:: What to do ::
Your answer should be a single number: the count of lines containing "デスクトップ".
** start of Source records **
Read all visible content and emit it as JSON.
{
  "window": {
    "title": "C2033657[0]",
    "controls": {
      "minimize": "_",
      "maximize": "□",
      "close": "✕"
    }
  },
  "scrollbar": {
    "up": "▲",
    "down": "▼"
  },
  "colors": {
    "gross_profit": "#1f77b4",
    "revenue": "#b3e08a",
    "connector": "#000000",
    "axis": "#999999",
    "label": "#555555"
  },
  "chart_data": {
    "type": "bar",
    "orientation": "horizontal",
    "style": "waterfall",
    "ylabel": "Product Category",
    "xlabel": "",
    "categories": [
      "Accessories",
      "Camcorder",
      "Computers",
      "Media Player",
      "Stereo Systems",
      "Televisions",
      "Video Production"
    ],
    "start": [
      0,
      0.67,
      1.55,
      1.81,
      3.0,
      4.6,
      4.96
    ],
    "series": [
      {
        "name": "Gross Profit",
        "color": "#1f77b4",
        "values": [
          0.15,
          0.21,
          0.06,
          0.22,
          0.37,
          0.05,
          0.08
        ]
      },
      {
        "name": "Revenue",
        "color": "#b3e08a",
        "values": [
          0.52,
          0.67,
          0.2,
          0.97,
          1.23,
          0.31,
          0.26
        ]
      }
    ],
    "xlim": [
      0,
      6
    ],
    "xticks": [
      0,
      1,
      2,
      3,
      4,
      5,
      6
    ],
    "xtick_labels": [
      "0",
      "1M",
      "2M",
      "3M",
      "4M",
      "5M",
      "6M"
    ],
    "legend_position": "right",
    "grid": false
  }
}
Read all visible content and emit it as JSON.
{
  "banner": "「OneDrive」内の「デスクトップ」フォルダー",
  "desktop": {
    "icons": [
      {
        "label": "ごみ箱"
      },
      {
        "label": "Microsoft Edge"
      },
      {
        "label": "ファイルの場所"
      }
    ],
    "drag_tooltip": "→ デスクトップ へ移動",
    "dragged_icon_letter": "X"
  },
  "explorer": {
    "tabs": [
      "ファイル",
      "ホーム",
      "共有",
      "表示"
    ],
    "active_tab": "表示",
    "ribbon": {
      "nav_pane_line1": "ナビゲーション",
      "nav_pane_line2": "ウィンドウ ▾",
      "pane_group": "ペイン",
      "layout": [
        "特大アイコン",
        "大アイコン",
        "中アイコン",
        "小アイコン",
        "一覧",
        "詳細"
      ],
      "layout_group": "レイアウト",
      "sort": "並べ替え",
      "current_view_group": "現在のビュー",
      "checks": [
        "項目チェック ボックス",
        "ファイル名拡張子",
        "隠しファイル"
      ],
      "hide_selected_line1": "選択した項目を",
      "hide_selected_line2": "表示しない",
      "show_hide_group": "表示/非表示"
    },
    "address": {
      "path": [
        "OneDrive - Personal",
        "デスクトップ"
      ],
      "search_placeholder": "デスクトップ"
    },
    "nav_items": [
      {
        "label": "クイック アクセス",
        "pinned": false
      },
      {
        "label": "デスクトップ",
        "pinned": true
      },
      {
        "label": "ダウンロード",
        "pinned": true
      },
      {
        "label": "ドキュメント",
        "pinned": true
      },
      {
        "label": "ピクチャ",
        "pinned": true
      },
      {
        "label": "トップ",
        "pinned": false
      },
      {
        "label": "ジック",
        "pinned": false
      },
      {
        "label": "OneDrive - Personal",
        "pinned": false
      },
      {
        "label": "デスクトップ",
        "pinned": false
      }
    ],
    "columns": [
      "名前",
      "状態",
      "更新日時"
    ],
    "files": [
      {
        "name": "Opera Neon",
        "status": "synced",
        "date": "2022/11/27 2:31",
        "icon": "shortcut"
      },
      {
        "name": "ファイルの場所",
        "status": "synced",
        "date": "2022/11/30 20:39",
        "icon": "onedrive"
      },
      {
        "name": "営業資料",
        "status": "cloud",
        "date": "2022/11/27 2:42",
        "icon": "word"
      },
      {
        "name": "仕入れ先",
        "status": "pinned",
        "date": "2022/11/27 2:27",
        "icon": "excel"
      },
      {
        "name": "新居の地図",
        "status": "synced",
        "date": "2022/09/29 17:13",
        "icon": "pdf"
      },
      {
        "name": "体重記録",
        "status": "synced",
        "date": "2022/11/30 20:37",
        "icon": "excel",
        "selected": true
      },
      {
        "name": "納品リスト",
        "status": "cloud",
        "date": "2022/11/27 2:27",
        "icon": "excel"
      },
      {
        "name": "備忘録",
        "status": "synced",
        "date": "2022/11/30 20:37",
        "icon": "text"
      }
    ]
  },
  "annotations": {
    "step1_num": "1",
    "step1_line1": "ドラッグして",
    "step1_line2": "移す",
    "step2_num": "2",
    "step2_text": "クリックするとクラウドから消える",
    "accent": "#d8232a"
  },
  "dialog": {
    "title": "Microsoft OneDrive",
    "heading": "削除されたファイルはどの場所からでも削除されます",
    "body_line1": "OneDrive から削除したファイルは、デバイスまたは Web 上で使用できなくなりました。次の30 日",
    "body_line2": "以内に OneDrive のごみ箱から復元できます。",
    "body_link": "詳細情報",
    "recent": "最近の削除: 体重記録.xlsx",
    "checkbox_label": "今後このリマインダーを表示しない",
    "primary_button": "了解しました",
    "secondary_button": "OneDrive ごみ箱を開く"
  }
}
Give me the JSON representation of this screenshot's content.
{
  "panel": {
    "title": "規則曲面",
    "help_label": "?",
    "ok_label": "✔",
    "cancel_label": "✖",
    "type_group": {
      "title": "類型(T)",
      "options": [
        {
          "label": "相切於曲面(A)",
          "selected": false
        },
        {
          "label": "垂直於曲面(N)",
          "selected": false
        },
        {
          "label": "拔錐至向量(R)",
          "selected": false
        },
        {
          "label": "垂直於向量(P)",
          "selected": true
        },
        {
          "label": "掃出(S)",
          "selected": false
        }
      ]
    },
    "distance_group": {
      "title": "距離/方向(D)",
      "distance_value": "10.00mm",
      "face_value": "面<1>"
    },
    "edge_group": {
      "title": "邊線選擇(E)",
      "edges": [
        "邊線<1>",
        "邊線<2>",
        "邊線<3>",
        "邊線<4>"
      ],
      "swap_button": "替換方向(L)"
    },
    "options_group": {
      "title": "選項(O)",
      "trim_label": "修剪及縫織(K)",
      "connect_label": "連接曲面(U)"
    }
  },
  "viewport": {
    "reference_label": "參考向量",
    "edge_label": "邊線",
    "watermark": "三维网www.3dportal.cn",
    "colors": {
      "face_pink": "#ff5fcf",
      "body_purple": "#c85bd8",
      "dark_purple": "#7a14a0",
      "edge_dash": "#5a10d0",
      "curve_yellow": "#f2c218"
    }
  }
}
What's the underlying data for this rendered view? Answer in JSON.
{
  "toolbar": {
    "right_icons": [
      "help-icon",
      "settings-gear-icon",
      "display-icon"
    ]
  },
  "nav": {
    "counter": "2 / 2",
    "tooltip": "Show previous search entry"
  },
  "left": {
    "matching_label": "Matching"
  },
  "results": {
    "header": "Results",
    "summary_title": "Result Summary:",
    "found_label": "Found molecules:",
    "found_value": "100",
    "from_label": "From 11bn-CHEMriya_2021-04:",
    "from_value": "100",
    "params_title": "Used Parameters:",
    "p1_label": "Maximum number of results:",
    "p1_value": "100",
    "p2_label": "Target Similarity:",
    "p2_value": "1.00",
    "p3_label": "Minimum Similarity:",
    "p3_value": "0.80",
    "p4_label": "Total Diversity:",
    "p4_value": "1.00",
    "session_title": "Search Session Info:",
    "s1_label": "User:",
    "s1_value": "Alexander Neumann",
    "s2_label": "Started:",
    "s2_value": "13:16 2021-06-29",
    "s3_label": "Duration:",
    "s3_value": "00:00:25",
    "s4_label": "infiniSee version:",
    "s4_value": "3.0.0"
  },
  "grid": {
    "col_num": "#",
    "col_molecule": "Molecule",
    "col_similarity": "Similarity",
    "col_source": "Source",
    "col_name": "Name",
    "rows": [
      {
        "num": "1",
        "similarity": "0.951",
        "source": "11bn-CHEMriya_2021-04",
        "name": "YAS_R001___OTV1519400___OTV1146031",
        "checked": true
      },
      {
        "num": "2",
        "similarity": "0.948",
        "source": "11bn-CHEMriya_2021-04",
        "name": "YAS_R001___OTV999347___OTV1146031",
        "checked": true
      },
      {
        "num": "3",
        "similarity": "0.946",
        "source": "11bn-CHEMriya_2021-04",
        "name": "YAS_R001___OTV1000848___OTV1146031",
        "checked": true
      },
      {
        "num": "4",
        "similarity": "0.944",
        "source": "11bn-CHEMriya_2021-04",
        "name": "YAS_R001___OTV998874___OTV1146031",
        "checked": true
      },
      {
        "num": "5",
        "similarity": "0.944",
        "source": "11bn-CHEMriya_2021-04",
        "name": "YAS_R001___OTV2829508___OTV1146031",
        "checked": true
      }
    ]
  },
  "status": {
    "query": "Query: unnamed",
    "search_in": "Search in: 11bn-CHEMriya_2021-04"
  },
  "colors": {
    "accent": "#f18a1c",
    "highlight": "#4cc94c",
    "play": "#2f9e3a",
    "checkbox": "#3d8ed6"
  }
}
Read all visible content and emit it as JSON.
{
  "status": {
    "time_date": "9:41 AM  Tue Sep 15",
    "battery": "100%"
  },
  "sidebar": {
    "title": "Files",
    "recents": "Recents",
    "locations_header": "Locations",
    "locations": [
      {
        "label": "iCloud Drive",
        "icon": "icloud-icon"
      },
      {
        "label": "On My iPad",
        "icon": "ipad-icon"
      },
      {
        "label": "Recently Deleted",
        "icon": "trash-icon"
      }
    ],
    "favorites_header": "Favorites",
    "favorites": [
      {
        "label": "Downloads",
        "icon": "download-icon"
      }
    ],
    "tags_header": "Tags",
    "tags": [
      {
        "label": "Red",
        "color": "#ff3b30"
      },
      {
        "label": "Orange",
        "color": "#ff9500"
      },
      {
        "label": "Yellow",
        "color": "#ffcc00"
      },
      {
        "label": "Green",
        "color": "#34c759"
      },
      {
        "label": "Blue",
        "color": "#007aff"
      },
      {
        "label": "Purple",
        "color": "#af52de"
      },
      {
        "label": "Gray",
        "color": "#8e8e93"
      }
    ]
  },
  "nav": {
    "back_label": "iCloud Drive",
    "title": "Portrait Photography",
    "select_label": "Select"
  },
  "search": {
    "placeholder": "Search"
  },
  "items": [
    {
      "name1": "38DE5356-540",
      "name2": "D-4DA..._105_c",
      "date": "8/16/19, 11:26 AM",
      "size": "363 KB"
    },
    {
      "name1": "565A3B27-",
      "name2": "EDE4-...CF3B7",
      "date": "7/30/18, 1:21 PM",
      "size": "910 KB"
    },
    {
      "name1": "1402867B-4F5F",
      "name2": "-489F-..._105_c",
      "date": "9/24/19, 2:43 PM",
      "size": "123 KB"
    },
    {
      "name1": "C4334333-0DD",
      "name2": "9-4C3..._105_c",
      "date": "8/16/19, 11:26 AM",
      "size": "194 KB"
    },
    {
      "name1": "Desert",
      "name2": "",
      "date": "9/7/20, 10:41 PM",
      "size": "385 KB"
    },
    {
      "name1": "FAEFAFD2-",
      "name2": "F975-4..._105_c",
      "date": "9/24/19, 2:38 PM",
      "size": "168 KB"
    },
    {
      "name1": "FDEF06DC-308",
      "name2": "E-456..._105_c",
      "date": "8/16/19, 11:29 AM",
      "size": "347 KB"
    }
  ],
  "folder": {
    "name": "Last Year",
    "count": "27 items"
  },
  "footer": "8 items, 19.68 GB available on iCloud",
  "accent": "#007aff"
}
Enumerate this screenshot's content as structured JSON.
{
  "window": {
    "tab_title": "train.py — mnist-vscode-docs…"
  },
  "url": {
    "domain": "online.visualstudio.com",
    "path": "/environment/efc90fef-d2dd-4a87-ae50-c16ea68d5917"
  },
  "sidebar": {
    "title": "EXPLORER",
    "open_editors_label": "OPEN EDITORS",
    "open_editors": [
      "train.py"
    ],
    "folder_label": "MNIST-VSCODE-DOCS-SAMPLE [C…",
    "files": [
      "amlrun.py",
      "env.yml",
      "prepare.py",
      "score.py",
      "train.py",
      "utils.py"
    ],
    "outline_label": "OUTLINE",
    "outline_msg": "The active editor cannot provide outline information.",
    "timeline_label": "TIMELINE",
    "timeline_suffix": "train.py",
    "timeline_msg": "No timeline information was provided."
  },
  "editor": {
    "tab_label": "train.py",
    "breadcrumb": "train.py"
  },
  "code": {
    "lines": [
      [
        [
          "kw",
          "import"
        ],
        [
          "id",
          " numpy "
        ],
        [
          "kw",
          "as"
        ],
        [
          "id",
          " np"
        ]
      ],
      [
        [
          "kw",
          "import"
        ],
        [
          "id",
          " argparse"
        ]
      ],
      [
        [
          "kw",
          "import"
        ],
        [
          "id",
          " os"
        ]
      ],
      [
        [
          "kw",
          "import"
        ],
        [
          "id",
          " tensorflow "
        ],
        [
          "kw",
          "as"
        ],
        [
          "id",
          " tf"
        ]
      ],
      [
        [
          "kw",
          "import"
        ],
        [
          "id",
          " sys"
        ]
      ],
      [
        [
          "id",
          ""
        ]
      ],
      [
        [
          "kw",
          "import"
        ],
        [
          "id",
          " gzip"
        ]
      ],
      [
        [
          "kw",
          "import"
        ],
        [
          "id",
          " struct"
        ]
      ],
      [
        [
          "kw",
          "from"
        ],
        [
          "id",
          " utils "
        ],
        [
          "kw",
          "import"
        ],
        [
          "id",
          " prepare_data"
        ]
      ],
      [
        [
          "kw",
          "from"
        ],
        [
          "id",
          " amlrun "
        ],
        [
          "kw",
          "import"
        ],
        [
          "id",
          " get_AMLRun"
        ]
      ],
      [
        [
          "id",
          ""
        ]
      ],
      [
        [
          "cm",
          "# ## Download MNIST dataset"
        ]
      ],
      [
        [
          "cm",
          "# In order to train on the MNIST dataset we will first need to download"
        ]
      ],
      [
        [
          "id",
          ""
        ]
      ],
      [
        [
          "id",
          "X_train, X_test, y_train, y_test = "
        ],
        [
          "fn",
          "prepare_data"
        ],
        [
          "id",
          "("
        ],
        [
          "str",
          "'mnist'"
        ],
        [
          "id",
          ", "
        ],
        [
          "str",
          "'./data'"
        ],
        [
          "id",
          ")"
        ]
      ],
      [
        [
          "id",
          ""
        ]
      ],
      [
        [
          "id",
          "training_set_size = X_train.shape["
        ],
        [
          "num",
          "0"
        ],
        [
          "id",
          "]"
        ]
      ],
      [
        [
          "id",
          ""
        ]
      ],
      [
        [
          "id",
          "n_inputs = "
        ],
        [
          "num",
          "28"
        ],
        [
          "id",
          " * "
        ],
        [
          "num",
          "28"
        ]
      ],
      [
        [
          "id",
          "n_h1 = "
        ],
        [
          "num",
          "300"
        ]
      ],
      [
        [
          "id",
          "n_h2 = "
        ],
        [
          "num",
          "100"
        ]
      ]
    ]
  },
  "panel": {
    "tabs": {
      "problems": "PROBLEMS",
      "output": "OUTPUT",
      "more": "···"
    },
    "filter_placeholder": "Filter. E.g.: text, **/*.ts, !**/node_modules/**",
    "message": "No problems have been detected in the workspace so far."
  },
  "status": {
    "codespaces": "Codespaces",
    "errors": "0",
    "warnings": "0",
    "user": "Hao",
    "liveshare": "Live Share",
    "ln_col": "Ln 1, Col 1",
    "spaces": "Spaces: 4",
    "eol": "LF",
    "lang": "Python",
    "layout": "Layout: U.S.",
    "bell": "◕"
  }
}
** end of Source records **
:: Written reply ::
6